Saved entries
__________________________________________________

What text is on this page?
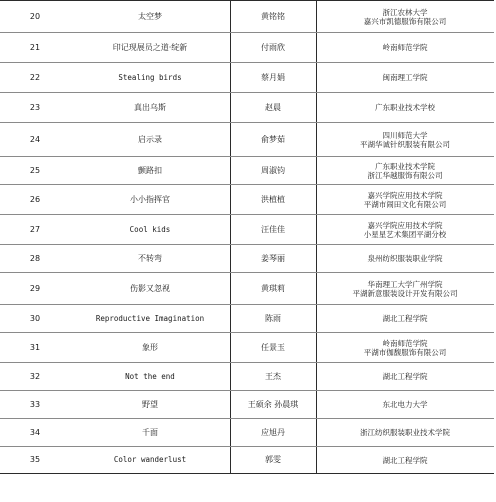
20	太空梦	黄铭铭	浙江农林大学
嘉兴市凯德服饰有限公司
21	印记现展员之道·绽新	付雨欣	岭南师范学院
22	Stealing birds	蔡月娟	闽南理工学院
23	真出乌斯	赵晨	广东职业技术学校
24	启示录	俞梦茹	四川师范大学
平湖华诚针织服装有限公司
25	颤路扣	周淑钧	广东职业技术学院
浙江华越服饰有限公司
26	小小指挥官	洪植植	嘉兴学院应用技术学院
平湖市闹田文化有限公司
27	Cool kids	汪佳佳	嘉兴学院应用技术学院
小星星艺术集团平湖分校
28	不转弯	姜琴丽	泉州纺织服装职业学院
29	伤影又忽视	黄琪莉	华南理工大学广州学院
平湖新意服装设计开发有限公司
30	Reproductive Imagination	陈雨	湖北工程学院
31	象形	任景玉	岭南师范学院
平湖市伽馥服饰有限公司
32	Not the end	王杰	湖北工程学院
33	野望	王硕余 孙晨琪	东北电力大学
34	千面	应旭丹	浙江纺织服装职业技术学院
35	Color wanderlust	郭雯	湖北工程学院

__________________________________________________

Stated task
Quote the preceding records in their entirety, excluding every picture.

Right answer
What text is on this page?
20	太空梦	黄铭铭	浙江农林大学
嘉兴市凯德服饰有限公司
21	印记现展员之道·绽新	付雨欣	岭南师范学院
22	Stealing birds	蔡月娟	闽南理工学院
23	真出乌斯	赵晨	广东职业技术学校
24	启示录	俞梦茹	四川师范大学
平湖华诚针织服装有限公司
25	颤路扣	周淑钧	广东职业技术学院
浙江华越服饰有限公司
26	小小指挥官	洪植植	嘉兴学院应用技术学院
平湖市闹田文化有限公司
27	Cool kids	汪佳佳	嘉兴学院应用技术学院
小星星艺术集团平湖分校
28	不转弯	姜琴丽	泉州纺织服装职业学院
29	伤影又忽视	黄琪莉	华南理工大学广州学院
平湖新意服装设计开发有限公司
30	Reproductive Imagination	陈雨	湖北工程学院
31	象形	任景玉	岭南师范学院
平湖市伽馥服饰有限公司
32	Not the end	王杰	湖北工程学院
33	野望	王硕余 孙晨琪	东北电力大学
34	千面	应旭丹	浙江纺织服装职业技术学院
35	Color wanderlust	郭雯	湖北工程学院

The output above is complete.